>> Start

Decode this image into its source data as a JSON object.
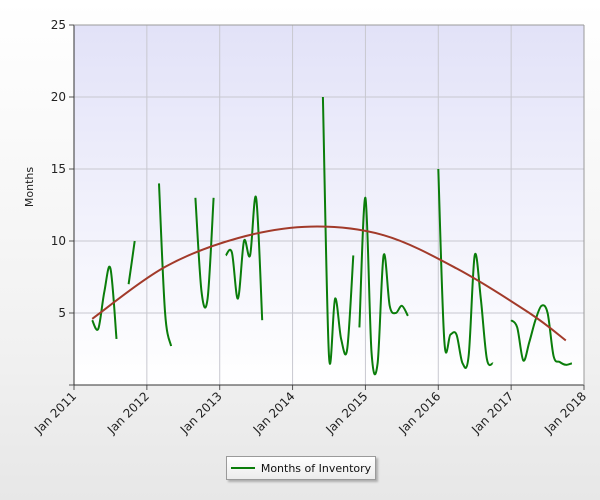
{
  "chart_data": {
    "type": "line",
    "title": "",
    "xlabel": "",
    "ylabel": "Months",
    "ylim": [
      0,
      25
    ],
    "yticks": [
      5,
      10,
      15,
      20,
      25
    ],
    "xlim": [
      "2011-01",
      "2018-01"
    ],
    "xtick_labels": [
      "Jan 2011",
      "Jan 2012",
      "Jan 2013",
      "Jan 2014",
      "Jan 2015",
      "Jan 2016",
      "Jan 2017",
      "Jan 2018"
    ],
    "grid": true,
    "legend_position": "bottom-center",
    "series": [
      {
        "name": "Months of Inventory",
        "color": "#0a7d0a",
        "segments": [
          [
            [
              "2011-04",
              4.5
            ],
            [
              "2011-05",
              3.9
            ],
            [
              "2011-06",
              6.5
            ],
            [
              "2011-07",
              8.1
            ],
            [
              "2011-08",
              3.2
            ]
          ],
          [
            [
              "2011-10",
              7.0
            ],
            [
              "2011-11",
              10.0
            ]
          ],
          [
            [
              "2012-03",
              14.0
            ],
            [
              "2012-04",
              5.0
            ],
            [
              "2012-05",
              2.7
            ]
          ],
          [
            [
              "2012-09",
              13.0
            ],
            [
              "2012-10",
              6.5
            ],
            [
              "2012-11",
              6.0
            ],
            [
              "2012-12",
              13.0
            ]
          ],
          [
            [
              "2013-02",
              9.0
            ],
            [
              "2013-03",
              9.2
            ],
            [
              "2013-04",
              6.0
            ],
            [
              "2013-05",
              10.0
            ],
            [
              "2013-06",
              9.0
            ],
            [
              "2013-07",
              13.0
            ],
            [
              "2013-08",
              4.5
            ]
          ],
          [
            [
              "2014-06",
              20.0
            ],
            [
              "2014-07",
              2.0
            ],
            [
              "2014-08",
              6.0
            ],
            [
              "2014-09",
              3.2
            ],
            [
              "2014-10",
              2.5
            ],
            [
              "2014-11",
              9.0
            ]
          ],
          [
            [
              "2014-12",
              4.0
            ],
            [
              "2015-01",
              13.0
            ],
            [
              "2015-02",
              2.3
            ],
            [
              "2015-03",
              1.5
            ],
            [
              "2015-04",
              9.0
            ],
            [
              "2015-05",
              5.5
            ],
            [
              "2015-06",
              5.0
            ],
            [
              "2015-07",
              5.5
            ],
            [
              "2015-08",
              4.8
            ]
          ],
          [
            [
              "2016-01",
              15.0
            ],
            [
              "2016-02",
              3.0
            ],
            [
              "2016-03",
              3.5
            ],
            [
              "2016-04",
              3.5
            ],
            [
              "2016-05",
              1.5
            ],
            [
              "2016-06",
              2.0
            ],
            [
              "2016-07",
              9.0
            ],
            [
              "2016-08",
              6.0
            ],
            [
              "2016-09",
              1.8
            ],
            [
              "2016-10",
              1.5
            ]
          ],
          [
            [
              "2017-01",
              4.5
            ],
            [
              "2017-02",
              4.0
            ],
            [
              "2017-03",
              1.7
            ],
            [
              "2017-04",
              3.0
            ],
            [
              "2017-05",
              4.5
            ],
            [
              "2017-06",
              5.5
            ],
            [
              "2017-07",
              5.0
            ],
            [
              "2017-08",
              2.0
            ],
            [
              "2017-09",
              1.6
            ],
            [
              "2017-10",
              1.4
            ],
            [
              "2017-11",
              1.5
            ]
          ]
        ]
      },
      {
        "name": "",
        "type": "trend",
        "color": "#a23a2a",
        "points": [
          [
            "2011-04",
            4.6
          ],
          [
            "2012-04",
            8.2
          ],
          [
            "2013-04",
            10.2
          ],
          [
            "2014-04",
            11.0
          ],
          [
            "2015-04",
            10.4
          ],
          [
            "2016-04",
            8.1
          ],
          [
            "2017-04",
            5.0
          ],
          [
            "2017-10",
            3.1
          ]
        ]
      }
    ]
  }
}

>> End

**Task goal**: Reproduce each record from above exactly; pictures do not belong in the copy.

**Task output**:
Decode this image into its source data as a JSON object.
{
  "chart_data": {
    "type": "line",
    "title": "",
    "xlabel": "",
    "ylabel": "Months",
    "ylim": [
      0,
      25
    ],
    "yticks": [
      5,
      10,
      15,
      20,
      25
    ],
    "xlim": [
      "2011-01",
      "2018-01"
    ],
    "xtick_labels": [
      "Jan 2011",
      "Jan 2012",
      "Jan 2013",
      "Jan 2014",
      "Jan 2015",
      "Jan 2016",
      "Jan 2017",
      "Jan 2018"
    ],
    "grid": true,
    "legend_position": "bottom-center",
    "series": [
      {
        "name": "Months of Inventory",
        "color": "#0a7d0a",
        "segments": [
          [
            [
              "2011-04",
              4.5
            ],
            [
              "2011-05",
              3.9
            ],
            [
              "2011-06",
              6.5
            ],
            [
              "2011-07",
              8.1
            ],
            [
              "2011-08",
              3.2
            ]
          ],
          [
            [
              "2011-10",
              7.0
            ],
            [
              "2011-11",
              10.0
            ]
          ],
          [
            [
              "2012-03",
              14.0
            ],
            [
              "2012-04",
              5.0
            ],
            [
              "2012-05",
              2.7
            ]
          ],
          [
            [
              "2012-09",
              13.0
            ],
            [
              "2012-10",
              6.5
            ],
            [
              "2012-11",
              6.0
            ],
            [
              "2012-12",
              13.0
            ]
          ],
          [
            [
              "2013-02",
              9.0
            ],
            [
              "2013-03",
              9.2
            ],
            [
              "2013-04",
              6.0
            ],
            [
              "2013-05",
              10.0
            ],
            [
              "2013-06",
              9.0
            ],
            [
              "2013-07",
              13.0
            ],
            [
              "2013-08",
              4.5
            ]
          ],
          [
            [
              "2014-06",
              20.0
            ],
            [
              "2014-07",
              2.0
            ],
            [
              "2014-08",
              6.0
            ],
            [
              "2014-09",
              3.2
            ],
            [
              "2014-10",
              2.5
            ],
            [
              "2014-11",
              9.0
            ]
          ],
          [
            [
              "2014-12",
              4.0
            ],
            [
              "2015-01",
              13.0
            ],
            [
              "2015-02",
              2.3
            ],
            [
              "2015-03",
              1.5
            ],
            [
              "2015-04",
              9.0
            ],
            [
              "2015-05",
              5.5
            ],
            [
              "2015-06",
              5.0
            ],
            [
              "2015-07",
              5.5
            ],
            [
              "2015-08",
              4.8
            ]
          ],
          [
            [
              "2016-01",
              15.0
            ],
            [
              "2016-02",
              3.0
            ],
            [
              "2016-03",
              3.5
            ],
            [
              "2016-04",
              3.5
            ],
            [
              "2016-05",
              1.5
            ],
            [
              "2016-06",
              2.0
            ],
            [
              "2016-07",
              9.0
            ],
            [
              "2016-08",
              6.0
            ],
            [
              "2016-09",
              1.8
            ],
            [
              "2016-10",
              1.5
            ]
          ],
          [
            [
              "2017-01",
              4.5
            ],
            [
              "2017-02",
              4.0
            ],
            [
              "2017-03",
              1.7
            ],
            [
              "2017-04",
              3.0
            ],
            [
              "2017-05",
              4.5
            ],
            [
              "2017-06",
              5.5
            ],
            [
              "2017-07",
              5.0
            ],
            [
              "2017-08",
              2.0
            ],
            [
              "2017-09",
              1.6
            ],
            [
              "2017-10",
              1.4
            ],
            [
              "2017-11",
              1.5
            ]
          ]
        ]
      },
      {
        "name": "",
        "type": "trend",
        "color": "#a23a2a",
        "points": [
          [
            "2011-04",
            4.6
          ],
          [
            "2012-04",
            8.2
          ],
          [
            "2013-04",
            10.2
          ],
          [
            "2014-04",
            11.0
          ],
          [
            "2015-04",
            10.4
          ],
          [
            "2016-04",
            8.1
          ],
          [
            "2017-04",
            5.0
          ],
          [
            "2017-10",
            3.1
          ]
        ]
      }
    ]
  }
}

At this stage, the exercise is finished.